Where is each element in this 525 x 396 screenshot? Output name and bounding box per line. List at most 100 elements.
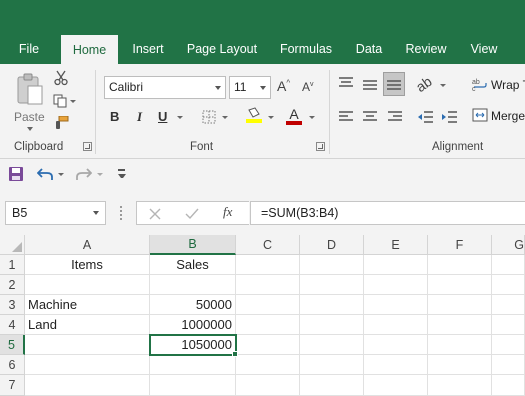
cell-c5[interactable] bbox=[236, 335, 300, 355]
undo-icon[interactable] bbox=[37, 167, 53, 181]
cell-e4[interactable] bbox=[364, 315, 428, 335]
insert-function-icon[interactable]: fx bbox=[223, 204, 232, 220]
cell-f3[interactable] bbox=[428, 295, 492, 315]
align-middle-icon[interactable] bbox=[362, 78, 378, 92]
copy-icon[interactable] bbox=[53, 94, 67, 108]
tab-view[interactable]: View bbox=[462, 34, 506, 64]
select-all-corner[interactable] bbox=[0, 235, 25, 255]
column-header-c[interactable]: C bbox=[236, 235, 300, 255]
cell-c3[interactable] bbox=[236, 295, 300, 315]
row-header-2[interactable]: 2 bbox=[0, 275, 25, 295]
column-header-b[interactable]: B bbox=[150, 235, 236, 255]
formula-input[interactable]: =SUM(B3:B4) bbox=[250, 201, 525, 225]
align-right-icon[interactable] bbox=[387, 110, 403, 124]
bold-button[interactable]: B bbox=[110, 109, 119, 124]
row-header-5[interactable]: 5 bbox=[0, 335, 25, 355]
cell-g5[interactable] bbox=[492, 335, 525, 355]
cell-e7[interactable] bbox=[364, 375, 428, 396]
cell-a6[interactable] bbox=[25, 355, 150, 375]
enter-check-icon[interactable] bbox=[185, 208, 199, 220]
align-center-icon[interactable] bbox=[362, 110, 378, 124]
tab-file[interactable]: File bbox=[8, 34, 50, 64]
row-header-4[interactable]: 4 bbox=[0, 315, 25, 335]
cell-c2[interactable] bbox=[236, 275, 300, 295]
cell-d5[interactable] bbox=[300, 335, 364, 355]
cell-a3[interactable]: Machine bbox=[25, 295, 150, 315]
cell-f6[interactable] bbox=[428, 355, 492, 375]
borders-icon[interactable] bbox=[202, 110, 216, 124]
paste-button[interactable]: Paste bbox=[10, 70, 50, 134]
cell-g1[interactable] bbox=[492, 255, 525, 275]
cell-d4[interactable] bbox=[300, 315, 364, 335]
cell-g4[interactable] bbox=[492, 315, 525, 335]
font-name-box[interactable]: Calibri bbox=[104, 76, 226, 99]
tab-review[interactable]: Review bbox=[400, 34, 452, 64]
merge-center-button[interactable]: Merge bbox=[472, 108, 525, 126]
cell-a4[interactable]: Land bbox=[25, 315, 150, 335]
align-bottom-button[interactable] bbox=[383, 72, 405, 96]
row-header-7[interactable]: 7 bbox=[0, 375, 25, 396]
cell-f4[interactable] bbox=[428, 315, 492, 335]
cell-a1[interactable]: Items bbox=[25, 255, 150, 275]
cell-d7[interactable] bbox=[300, 375, 364, 396]
fill-handle[interactable] bbox=[232, 351, 238, 357]
customize-toolbar-icon[interactable] bbox=[118, 169, 126, 179]
cell-f7[interactable] bbox=[428, 375, 492, 396]
column-header-g[interactable]: G bbox=[492, 235, 525, 255]
align-left-icon[interactable] bbox=[338, 110, 354, 124]
name-box[interactable]: B5 bbox=[5, 201, 106, 225]
cell-b1[interactable]: Sales bbox=[150, 255, 236, 275]
chevron-down-icon[interactable] bbox=[309, 116, 315, 119]
column-header-a[interactable]: A bbox=[25, 235, 150, 255]
column-header-d[interactable]: D bbox=[300, 235, 364, 255]
row-header-1[interactable]: 1 bbox=[0, 255, 25, 275]
cell-g6[interactable] bbox=[492, 355, 525, 375]
chevron-down-icon[interactable] bbox=[222, 116, 228, 119]
cell-a2[interactable] bbox=[25, 275, 150, 295]
font-size-box[interactable]: 11 bbox=[229, 76, 271, 99]
cell-b5[interactable]: 1050000 bbox=[150, 335, 236, 355]
cell-d3[interactable] bbox=[300, 295, 364, 315]
decrease-indent-icon[interactable] bbox=[416, 110, 434, 124]
column-header-e[interactable]: E bbox=[364, 235, 428, 255]
chevron-down-icon[interactable] bbox=[97, 173, 103, 176]
cell-a7[interactable] bbox=[25, 375, 150, 396]
tab-page-layout[interactable]: Page Layout bbox=[180, 34, 264, 64]
cell-c6[interactable] bbox=[236, 355, 300, 375]
chevron-down-icon[interactable] bbox=[70, 100, 76, 103]
cut-icon[interactable] bbox=[54, 70, 68, 86]
row-header-3[interactable]: 3 bbox=[0, 295, 25, 315]
orientation-icon[interactable]: ab bbox=[413, 73, 435, 95]
chevron-down-icon[interactable] bbox=[440, 84, 446, 87]
cell-b2[interactable] bbox=[150, 275, 236, 295]
cell-g2[interactable] bbox=[492, 275, 525, 295]
italic-button[interactable]: I bbox=[137, 109, 142, 125]
shrink-font-icon[interactable]: Av bbox=[302, 80, 314, 94]
align-top-icon[interactable] bbox=[338, 76, 354, 90]
cell-f5[interactable] bbox=[428, 335, 492, 355]
tab-formulas[interactable]: Formulas bbox=[274, 34, 338, 64]
chevron-down-icon[interactable] bbox=[177, 116, 183, 119]
cell-c1[interactable] bbox=[236, 255, 300, 275]
save-icon[interactable] bbox=[8, 166, 24, 182]
wrap-text-button[interactable]: ab c Wrap T bbox=[472, 77, 525, 95]
format-painter-icon[interactable] bbox=[53, 116, 69, 130]
cancel-icon[interactable] bbox=[149, 208, 161, 220]
increase-indent-icon[interactable] bbox=[440, 110, 458, 124]
cell-b6[interactable] bbox=[150, 355, 236, 375]
column-header-f[interactable]: F bbox=[428, 235, 492, 255]
cell-e2[interactable] bbox=[364, 275, 428, 295]
tab-data[interactable]: Data bbox=[348, 34, 390, 64]
cell-a5[interactable] bbox=[25, 335, 150, 355]
cell-e6[interactable] bbox=[364, 355, 428, 375]
cell-c7[interactable] bbox=[236, 375, 300, 396]
underline-button[interactable]: U bbox=[158, 109, 167, 124]
font-launcher-icon[interactable] bbox=[316, 142, 325, 151]
chevron-down-icon[interactable] bbox=[268, 116, 274, 119]
cell-b4[interactable]: 1000000 bbox=[150, 315, 236, 335]
splitter-dots-icon[interactable] bbox=[120, 206, 123, 220]
grow-font-icon[interactable]: A^ bbox=[277, 78, 290, 94]
cell-f1[interactable] bbox=[428, 255, 492, 275]
cell-c4[interactable] bbox=[236, 315, 300, 335]
cell-f2[interactable] bbox=[428, 275, 492, 295]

━━━━━━━━━━

### DIRECTIVE:
Count the lines in the rows above that contain the word "column", and reply with only that number.

### ANSWER FOR THE TASK:
7